**MATERIAL SUPPLIED:**
----

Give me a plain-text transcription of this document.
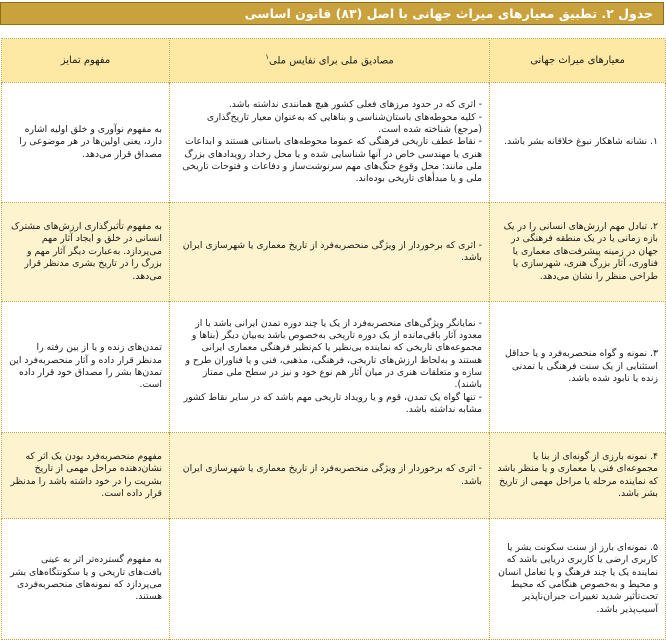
جدول ۲. تطبیق معیارهای میراث جهانی با اصل (۸۳) قانون اساسی
معیارهای میراث جهانی	مصادیق ملی برای نفایس ملی$^۱$	مفهوم تمایز
۱. نشانه شاهکار نبوغ خلاقانه بشر باشد.	- اثری که در حدود مرزهای فعلی کشور هیچ همانندی نداشته باشد.
- کلیه محوطه‌های باستان‌شناسی و بناهایی که به‌عنوان معیار تاریخ‌گذاری (مرجع) شناخته شده است.
- نقاط عطف تاریخی فرهنگی که عموما محوطه‌های باستانی هستند و ابداعات هنری یا مهندسی خاص در آنها شناسایی شده و یا محل رخداد رویدادهای بزرگ ملی مانند: محل وقوع جنگ‌های مهم سرنوشت‌ساز و دفاعات و فتوحات تاریخی ملی و یا مبدأهای تاریخی بوده‌اند.	به مفهوم نوآوری و خلق اولیه اشاره دارد، یعنی اولین‌ها در هر موضوعی را مصداق قرار می‌دهد.
۲. تبادل مهم ارزش‌های انسانی را در یک بازه زمانی یا در یک منطقه فرهنگی در جهان در زمینه پیشرفت‌های معماری یا فناوری، آثار بزرگ هنری، شهرسازی یا طراحی منظر را نشان می‌دهد.	- اثری که برخوردار از ویژگی منحصربه‌فرد از تاریخ معماری یا شهرسازی ایران باشد.	به مفهوم تأثیرگذاری ارزش‌های مشترک انسانی در خلق و ایجاد آثار مهم می‌پردازد. به‌عبارت دیگر آثار مهم و بزرگ را در تاریخ بشری مدنظر قرار می‌دهد.
۳. نمونه و گواه منحصربه‌فرد و یا حداقل استثنایی از یک سنت فرهنگی یا تمدنی زنده یا نابود شده باشد.	- نمایانگر ویژگی‌های منحصربه‌فرد از یک یا چند دوره تمدن ایرانی باشد یا از معدود آثار باقی‌مانده از یک دوره تاریخی به‌خصوص باشد به‌بیان دیگر (بناها و مجموعه‌های تاریخی که نماینده بی‌نظیر یا کم‌نظیر فرهنگی معماری ایرانی هستند و به‌لحاظ ارزش‌های تاریخی، فرهنگی، مذهبی، فنی و یا فناوران طرح و سازه و متعلقات هنری در میان آثار هم نوع خود و نیز در سطح ملی ممتاز باشند).
- تنها گواه یک تمدن، قوم و یا رویداد تاریخی مهم باشد که در سایر نقاط کشور مشابه نداشته باشد.	تمدن‌های زنده و یا از بین رفته را مدنظر قرار داده و آثار منحصربه‌فرد این تمدن‌ها بشر را مصداق خود قرار داده است.
۴. نمونه بارزی از گونه‌ای از بنا یا مجموعه‌ای فنی یا معماری و یا منظر باشد که نماینده مرحله یا مراحل مهمی از تاریخ بشر باشد.	- اثری که برخوردار از ویژگی منحصربه‌فرد از تاریخ معماری یا شهرسازی ایران باشد.	مفهوم منحصربه‌فرد بودن یک اثر که نشان‌دهنده مراحل مهمی از تاریخ بشریت را در خود داشته باشد را مدنظر قرار داده است.
۵. نمونه‌ای بارز از سنت سکونت بشر یا کاربری ارضی یا کاربری دریایی باشد که نماینده یک یا چند فرهنگ و یا تعامل انسان و محیط و به‌خصوص هنگامی که محیط تحت‌تأثیر شدید تغییرات جبران‌ناپذیر آسیب‌پذیر باشد.		به مفهوم گسترده‌تر اثر به عینی بافت‌های تاریخی و یا سکونتگاه‌های بشر می‌پردازد که نمونه‌های منحصربه‌فردی هستند.
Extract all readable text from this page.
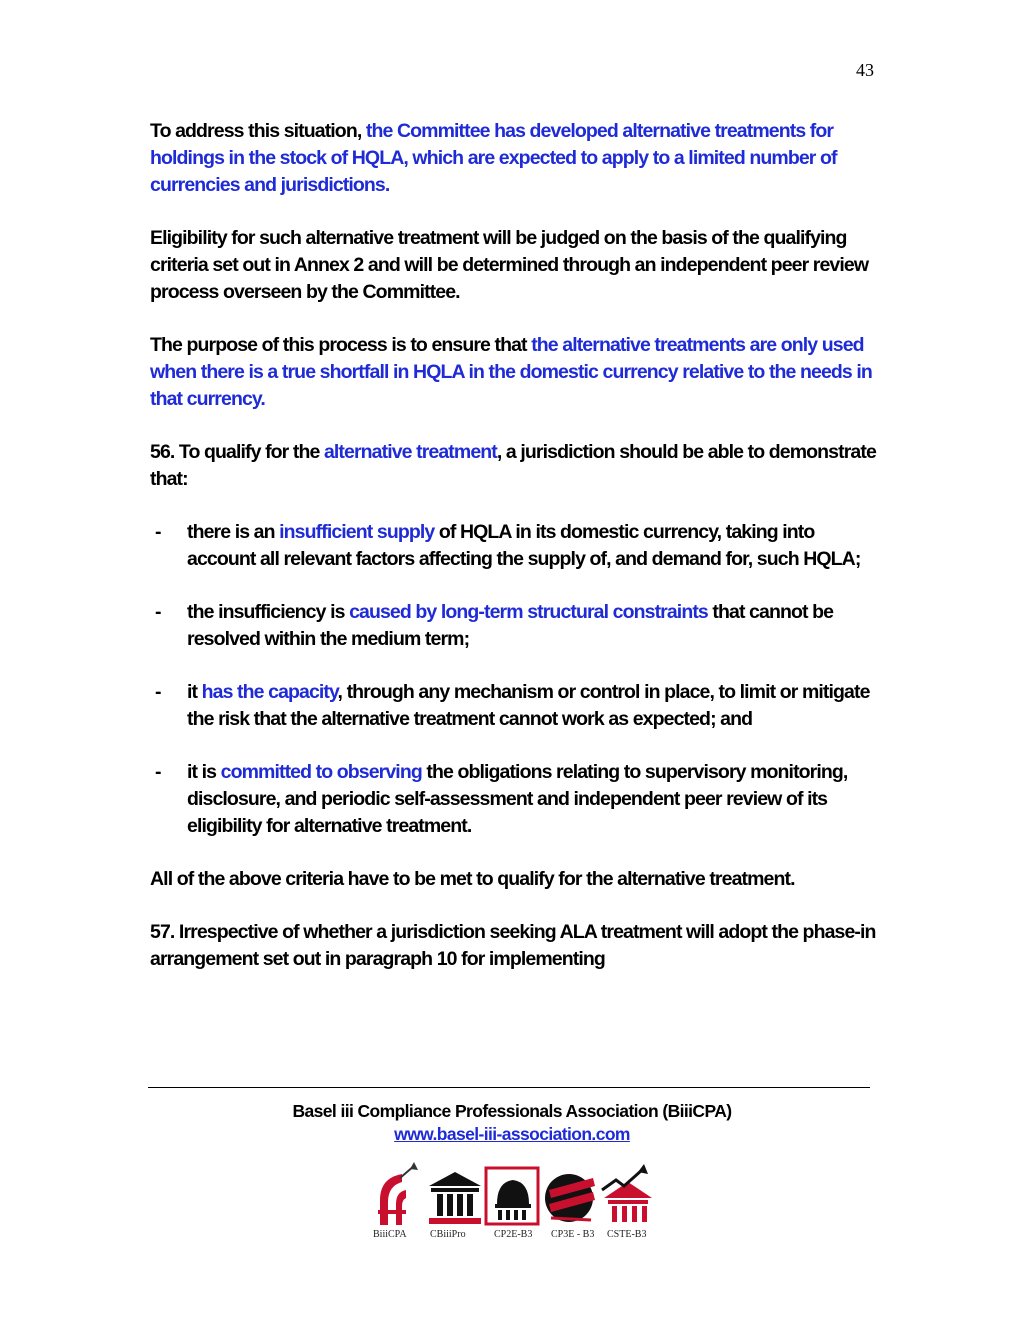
43

To address this situation, the Committee has developed alternative treatments for holdings in the stock of HQLA, which are expected to apply to a limited number of currencies and jurisdictions.

Eligibility for such alternative treatment will be judged on the basis of the qualifying criteria set out in Annex 2 and will be determined through an independent peer review process overseen by the Committee.

The purpose of this process is to ensure that the alternative treatments are only used when there is a true shortfall in HQLA in the domestic currency relative to the needs in that currency.

56. To qualify for the alternative treatment, a jurisdiction should be able to demonstrate that:

- there is an insufficient supply of HQLA in its domestic currency, taking into account all relevant factors affecting the supply of, and demand for, such HQLA;
- the insufficiency is caused by long-term structural constraints that cannot be resolved within the medium term;
- it has the capacity, through any mechanism or control in place, to limit or mitigate the risk that the alternative treatment cannot work as expected; and
- it is committed to observing the obligations relating to supervisory monitoring, disclosure, and periodic self-assessment and independent peer review of its eligibility for alternative treatment.

All of the above criteria have to be met to qualify for the alternative treatment.

57. Irrespective of whether a jurisdiction seeking ALA treatment will adopt the phase-in arrangement set out in paragraph 10 for implementing

Basel iii Compliance Professionals Association (BiiiCPA)
www.basel-iii-association.com
BiiiCPA CBiiiPro	CP2E-B3 CP3E - B3 CSTE-B3
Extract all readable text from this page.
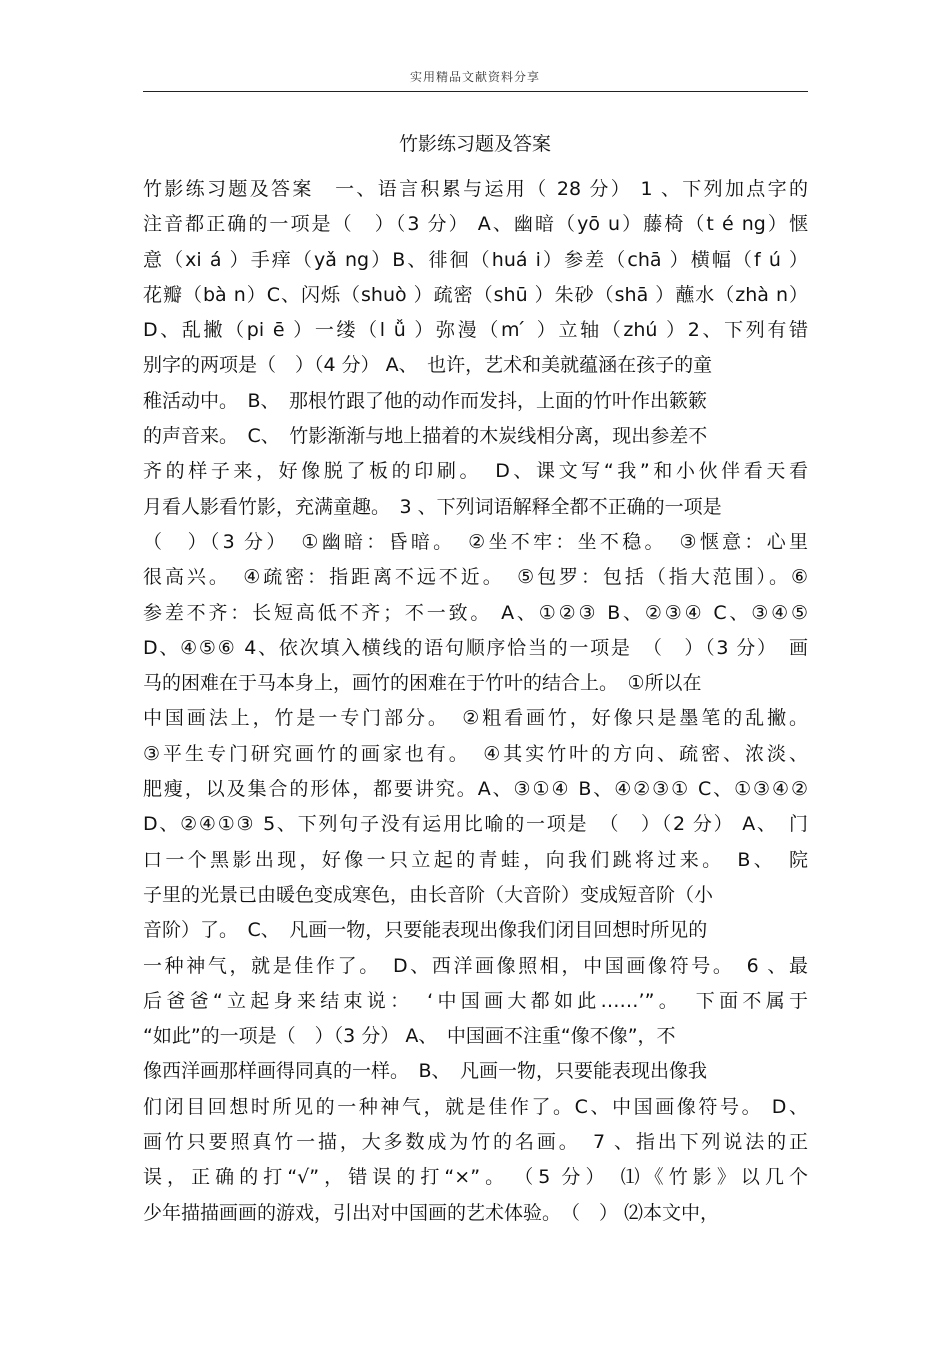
实用精品文献资料分享
竹影练习题及答案
竹影练习题及答案　一、语言积累与运用（ 28 分） 1 、下列加点字的
注音都正确的一项是（　）（3 分） A、幽暗（yō u）藤椅（t é ng）惬
意（xi á ）手痒（yǎ ng）B、徘徊（huá i）参差（chā ）横幅（f ú ）
花瓣（bà n）C、闪烁（shuò ）疏密（shū ）朱砂（shā ）蘸水（zhà n）
D、乱撇（pi ē ）一缕（l ǚ ）弥漫（m ́ ）立轴（zhú ）2、下列有错
别字的两项是（　）（4 分） A、　也许，艺术和美就蕴涵在孩子的童
稚活动中。　B、　那根竹跟了他的动作而发抖，上面的竹叶作出簌簌
的声音来。　C、　竹影渐渐与地上描着的木炭线相分离，现出参差不
齐的样子来，好像脱了板的印刷。　D、课文写“我”和小伙伴看天看
月看人影看竹影，充满童趣。　3 、下列词语解释全都不正确的一项是
（　）（3 分）　①幽暗：昏暗。　②坐不牢：坐不稳。　③惬意：心里
很高兴。　④疏密：指距离不远不近。　⑤包罗：包括（指大范围）。⑥
参差不齐：长短高低不齐；不一致。 A、①②③ B、②③④ C、③④⑤
D、④⑤⑥ 4、依次填入横线的语句顺序恰当的一项是　（　）（3 分）　画
马的困难在于马本身上，画竹的困难在于竹叶的结合上。　①所以在
中国画法上，竹是一专门部分。　②粗看画竹，好像只是墨笔的乱撇。
③平生专门研究画竹的画家也有。　④其实竹叶的方向、疏密、浓淡、
肥瘦，以及集合的形体，都要讲究。A、③①④ B、④②③① C、①③④②
D、②④①③ 5、下列句子没有运用比喻的一项是　（　）（2 分） A、　门
口一个黑影出现，好像一只立起的青蛙，向我们跳将过来。　B、　院
子里的光景已由暖色变成寒色，由长音阶（大音阶）变成短音阶（小
音阶）了。　C、　凡画一物，只要能表现出像我们闭目回想时所见的
一种神气，就是佳作了。　D、西洋画像照相，中国画像符号。　6 、最
后爸爸“立起身来结束说：　‘中国画大都如此……’”。　下面不属于
“如此”的一项是（　）（3 分） A、　中国画不注重“像不像”，不
像西洋画那样画得同真的一样。　B、　凡画一物，只要能表现出像我
们闭目回想时所见的一种神气，就是佳作了。C、中国画像符号。 D、
画竹只要照真竹一描，大多数成为竹的名画。　7 、指出下列说法的正
误，正确的打“√”，错误的打“×”。　（5 分） ⑴《竹影》以几个
少年描描画画的游戏，引出对中国画的艺术体验。　（　） ⑵本文中，
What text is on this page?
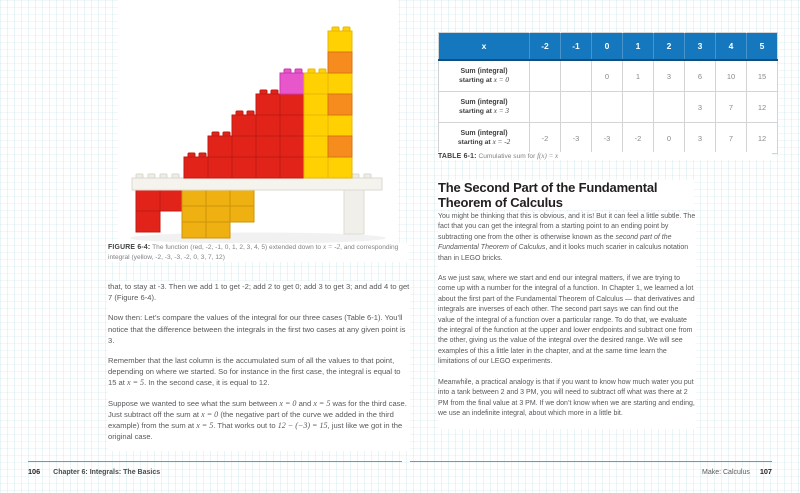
FIGURE 6-4: The function (red, -2, -1, 0, 1, 2, 3, 4, 5) extended down to x = -2, and corresponding integral (yellow, -2, -3, -3, -2, 0, 3, 7, 12)

that, to stay at -3. Then we add 1 to get -2; add 2 to get 0; add 3 to get 3; and add 4 to get 7 (Figure 6-4).

Now then: Let’s compare the values of the integral for our three cases (Table 6-1). You’ll notice that the difference between the integrals in the first two cases at any given point is 3.

Remember that the last column is the accumulated sum of all the values to that point, depending on where we started. So for instance in the first case, the integral is equal to 15 at x = 5. In the second case, it is equal to 12.

Suppose we wanted to see what the sum between x = 0 and x = 5 was for the third case. Just subtract off the sum at x = 0 (the negative part of the curve we added in the third example) from the sum at x = 5. That works out to 12 − (−3) = 15, just like we got in the original case.

106 Chapter 6: Integrals: The Basics
x	-2	-1	0	1	2	3	4	5

Sum (integral)
starting at x = 0			0	1	3	6	10	15

Sum (integral)
starting at x = 3						3	7	12

Sum (integral)
starting at x = -2	-2	-3	-3	-2	0	3	7	12
TABLE 6-1: Cumulative sum for f(x) = x
The Second Part of the Fundamental Theorem of Calculus

You might be thinking that this is obvious, and it is! But it can feel a little subtle. The fact that you can get the integral from a starting point to an ending point by subtracting one from the other is otherwise known as the second part of the Fundamental Theorem of Calculus, and it looks much scarier in calculus notation than in LEGO bricks.

As we just saw, where we start and end our integral matters, if we are trying to come up with a number for the integral of a function. In Chapter 1, we learned a lot about the first part of the Fundamental Theorem of Calculus — that derivatives and integrals are inverses of each other. The second part says we can find out the value of the integral of a function over a particular range. To do that, we evaluate the integral of the function at the upper and lower endpoints and subtract one from the other, giving us the value of the integral over the desired range. We will see examples of this a little later in the chapter, and at the same time learn the limitations of our LEGO experiments.

Meanwhile, a practical analogy is that if you want to know how much water you put into a tank between 2 and 3 PM, you will need to subtract off what was there at 2 PM from the final value at 3 PM. If we don’t know when we are starting and ending, we use an indefinite integral, about which more in a little bit.

Make: Calculus 107
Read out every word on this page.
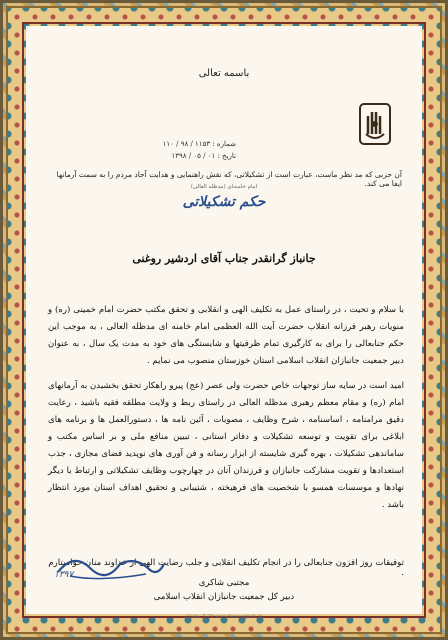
باسمه تعالی
شماره : ۱۱۵۳ / ۹۸ / ۱۱۰
تاریخ : ۰۱ / ۰۵ / ۱۳۹۸
آن حزبی که مد نظر ماست، عبارت است از تشکیلاتی، که نقش راهنمایی و هدایت آحاد مردم را به سمت آرمانها ایفا می کند.
امام خامنه‌ای (مدظله العالی)
حکم تشکیلاتی
جانباز گرانقدر جناب آقای اردشیر روغنی

با سلام و تحیت ، در راستای عمل به تکلیف الهی و انقلابی و تحقق مکتب حضرت امام خمینی (ره) و منویات رهبر فرزانه انقلاب حضرت آیت الله العظمی امام خامنه ای مدظله العالی ، به موجب این حکم جنابعالی را برای به کارگیری تمام ظرفیتها و شایستگی های خود به مدت یک سال ، به عنوان دبیر جمعیت جانبازان انقلاب اسلامی استان خوزستان منصوب می نمایم .

امید است در سایه ساز توجهات خاص حضرت ولی عصر (عج) پیرو راهکار تحقق بخشیدن به آرمانهای امام (ره) و مقام معظم رهبری مدظله العالی در راستای ربط و ولایت مطلقه فقیه باشید ، رعایت دقیق مرامنامه ، اساسنامه ، شرح وظایف ، مصوبات ، آئین نامه ها ، دستورالعمل ها و برنامه های ابلاغی برای تقویت و توسعه تشکیلات و دفاتر استانی ، تبیین منافع ملی و بر اساس مکتب و ساماندهی تشکیلات ، بهره گیری شایسته از ابزار رسانه و فن آوری های نوپدید فضای مجازی ، جذب استعدادها و تقویت مشارکت جانبازان و فرزندان آنان در چهارچوب وظایف تشکیلاتی و ارتباط با دیگر نهادها و موسسات همسو با شخصیت های فرهیخته ، شتیبانی و تحقیق اهداف استان مورد انتظار باشد .

توفیقات روز افزون جنابعالی را در انجام تکلیف انقلابی و جلب رضایت الهی از خداوند منان خواستارم .
۱۳۹۷
مجتبی شاکری
دبیر کل جمعیت جانبازان انقلاب اسلامی
Code: 7-70 www.bovsaqnab.ir
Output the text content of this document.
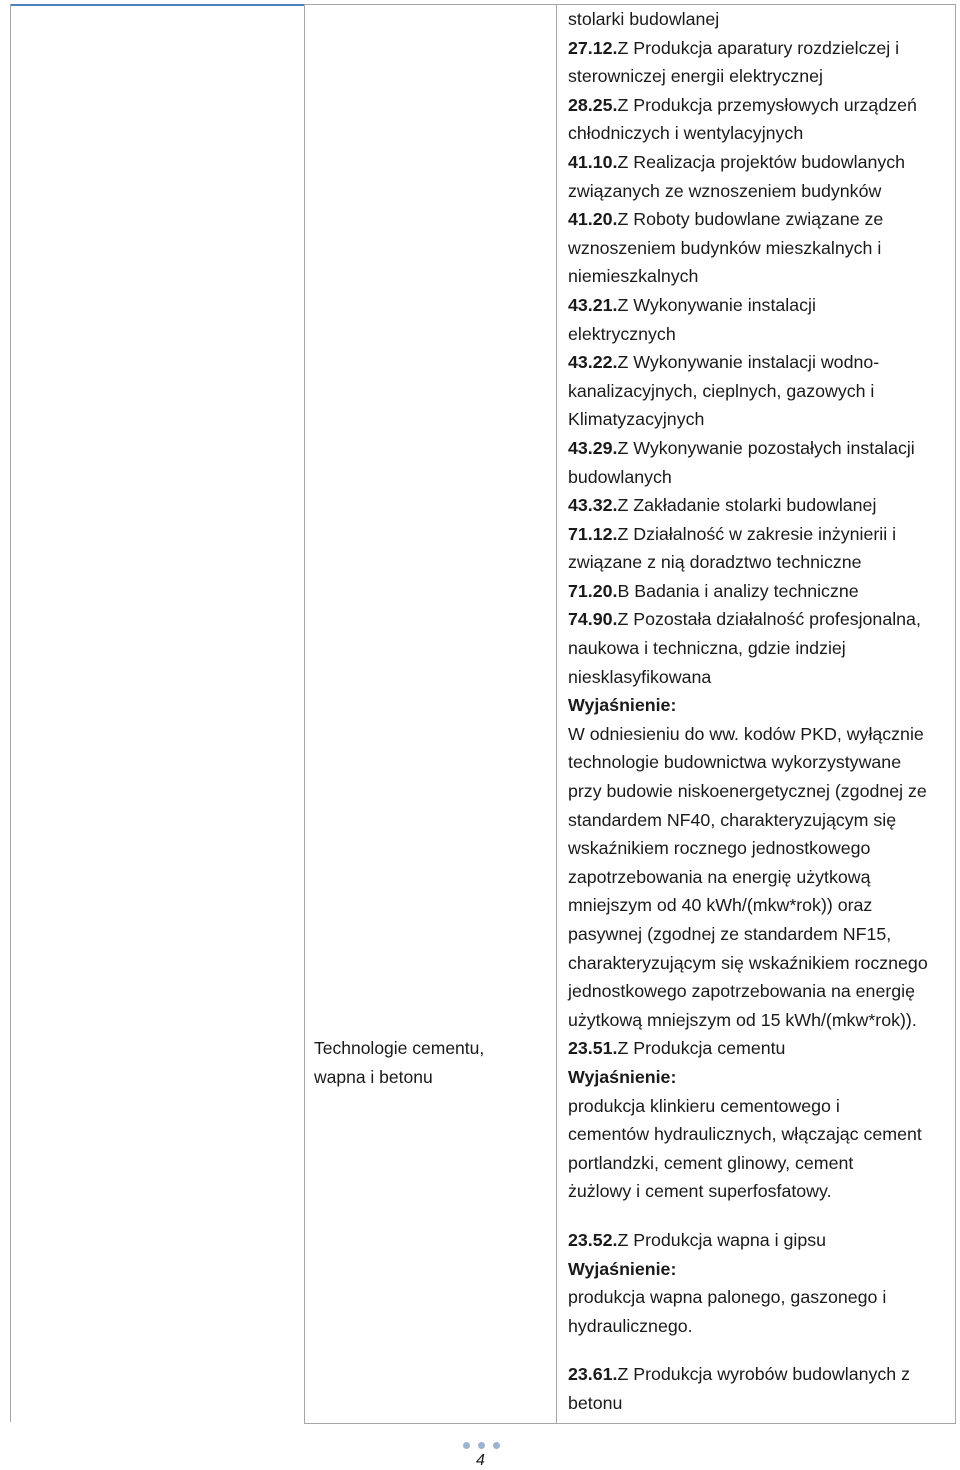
Technologie cementu,
wapna i betonu
stolarki budowlanej
27.12.Z Produkcja aparatury rozdzielczej i
sterowniczej energii elektrycznej
28.25.Z Produkcja przemysłowych urządzeń
chłodniczych i wentylacyjnych
41.10.Z Realizacja projektów budowlanych
związanych ze wznoszeniem budynków
41.20.Z Roboty budowlane związane ze
wznoszeniem budynków mieszkalnych i
niemieszkalnych
43.21.Z Wykonywanie instalacji
elektrycznych
43.22.Z Wykonywanie instalacji wodno-
kanalizacyjnych, cieplnych, gazowych i
Klimatyzacyjnych
43.29.Z Wykonywanie pozostałych instalacji
budowlanych
43.32.Z Zakładanie stolarki budowlanej
71.12.Z Działalność w zakresie inżynierii i
związane z nią doradztwo techniczne
71.20.B Badania i analizy techniczne
74.90.Z Pozostała działalność profesjonalna,
naukowa i techniczna, gdzie indziej
niesklasyfikowana
Wyjaśnienie:
W odniesieniu do ww. kodów PKD, wyłącznie
technologie budownictwa wykorzystywane
przy budowie niskoenergetycznej (zgodnej ze
standardem NF40, charakteryzującym się
wskaźnikiem rocznego jednostkowego
zapotrzebowania na energię użytkową
mniejszym od 40 kWh/(mkw*rok)) oraz
pasywnej (zgodnej ze standardem NF15,
charakteryzującym się wskaźnikiem rocznego
jednostkowego zapotrzebowania na energię
użytkową mniejszym od 15 kWh/(mkw*rok)).
23.51.Z Produkcja cementu
Wyjaśnienie:
produkcja klinkieru cementowego i
cementów hydraulicznych, włączając cement
portlandzki, cement glinowy, cement
żużlowy i cement superfosfatowy.
23.52.Z Produkcja wapna i gipsu
Wyjaśnienie:
produkcja wapna palonego, gaszonego i
hydraulicznego.
23.61.Z Produkcja wyrobów budowlanych z
betonu
4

----

**WHAT TO DO:**
Show every line from the entries above in which "expected" appears.

**ANSWER IN FULL:**
To address this situation, the Committee has developed alternative treatments for holdings in the stock of HQLA, which are expected to apply to a limited number of currencies and jurisdictions.
- it has the capacity, through any mechanism or control in place, to limit or mitigate the risk that the alternative treatment cannot work as expected; and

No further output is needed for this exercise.